→ WHAT YOU HAVE TO DO:
Copy each line of the data below exactly, leaving out pictures.

→ ENTRIES:
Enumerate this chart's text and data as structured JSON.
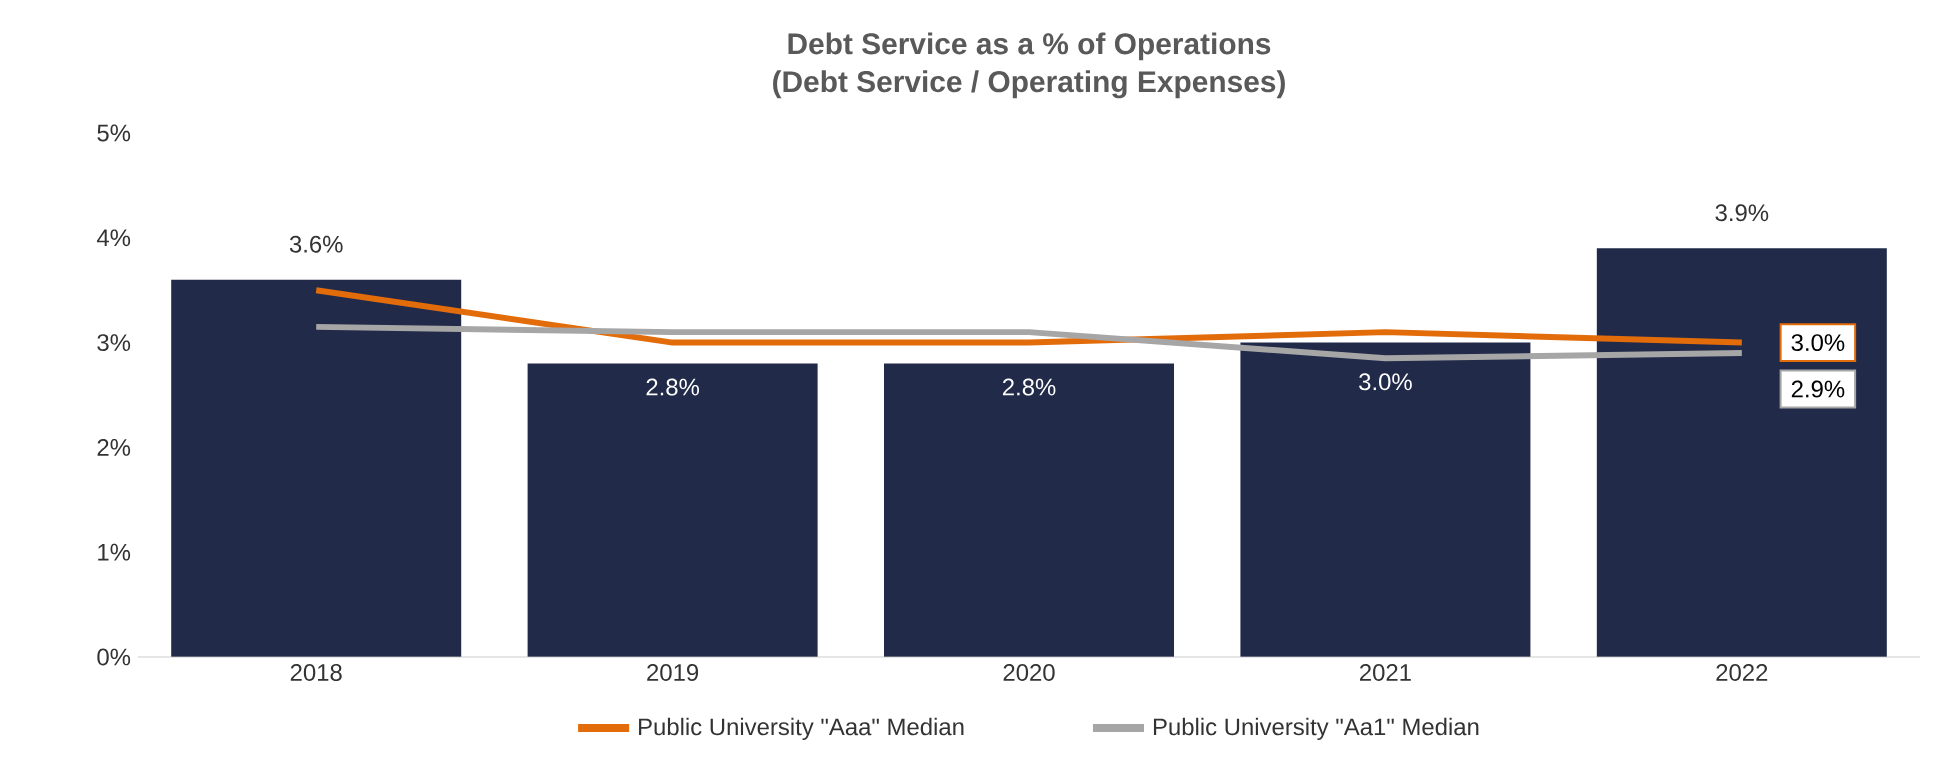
{
  "chart_data": {
    "type": "bar",
    "title": "Debt Service as a % of Operations\n(Debt Service / Operating Expenses)",
    "categories": [
      "2018",
      "2019",
      "2020",
      "2021",
      "2022"
    ],
    "series": [
      {
        "color": "#222a49",
        "values": [
          3.6,
          2.8,
          2.8,
          3.0,
          3.9
        ],
        "value_labels": [
          "3.6%",
          "2.8%",
          "2.8%",
          "3.0%",
          "3.9%"
        ]
      },
      {
        "type": "line",
        "name": "Public University \"Aaa\" Median",
        "color": "#e36c0a",
        "values": [
          3.5,
          3.0,
          3.0,
          3.1,
          3.0
        ]
      },
      {
        "type": "line",
        "name": "Public University \"Aa1\" Median",
        "color": "#a6a6a6",
        "values": [
          3.15,
          3.1,
          3.1,
          2.85,
          2.9
        ]
      }
    ],
    "annotations": [
      {
        "text": "3.0%",
        "x": "2022",
        "y": 3.0
      },
      {
        "text": "2.9%",
        "x": "2022",
        "y": 2.9
      }
    ],
    "ylim": [
      0,
      5
    ],
    "yticks": [
      {
        "value": 0,
        "label": "0%"
      },
      {
        "value": 1,
        "label": "1%"
      },
      {
        "value": 2,
        "label": "2%"
      },
      {
        "value": 3,
        "label": "3%"
      },
      {
        "value": 4,
        "label": "4%"
      },
      {
        "value": 5,
        "label": "5%"
      }
    ],
    "grid": false,
    "legend": "bottom",
    "marker": "none",
    "line_style": "solid"
  }
}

→ EXERCISE OUTPUT:
Enumerate this chart's text and data as structured JSON.
{
  "chart_data": {
    "type": "bar",
    "title": "Debt Service as a % of Operations\n(Debt Service / Operating Expenses)",
    "categories": [
      "2018",
      "2019",
      "2020",
      "2021",
      "2022"
    ],
    "series": [
      {
        "color": "#222a49",
        "values": [
          3.6,
          2.8,
          2.8,
          3.0,
          3.9
        ],
        "value_labels": [
          "3.6%",
          "2.8%",
          "2.8%",
          "3.0%",
          "3.9%"
        ]
      },
      {
        "type": "line",
        "name": "Public University \"Aaa\" Median",
        "color": "#e36c0a",
        "values": [
          3.5,
          3.0,
          3.0,
          3.1,
          3.0
        ]
      },
      {
        "type": "line",
        "name": "Public University \"Aa1\" Median",
        "color": "#a6a6a6",
        "values": [
          3.15,
          3.1,
          3.1,
          2.85,
          2.9
        ]
      }
    ],
    "annotations": [
      {
        "text": "3.0%",
        "x": "2022",
        "y": 3.0
      },
      {
        "text": "2.9%",
        "x": "2022",
        "y": 2.9
      }
    ],
    "ylim": [
      0,
      5
    ],
    "yticks": [
      {
        "value": 0,
        "label": "0%"
      },
      {
        "value": 1,
        "label": "1%"
      },
      {
        "value": 2,
        "label": "2%"
      },
      {
        "value": 3,
        "label": "3%"
      },
      {
        "value": 4,
        "label": "4%"
      },
      {
        "value": 5,
        "label": "5%"
      }
    ],
    "grid": false,
    "legend": "bottom",
    "marker": "none",
    "line_style": "solid"
  }
}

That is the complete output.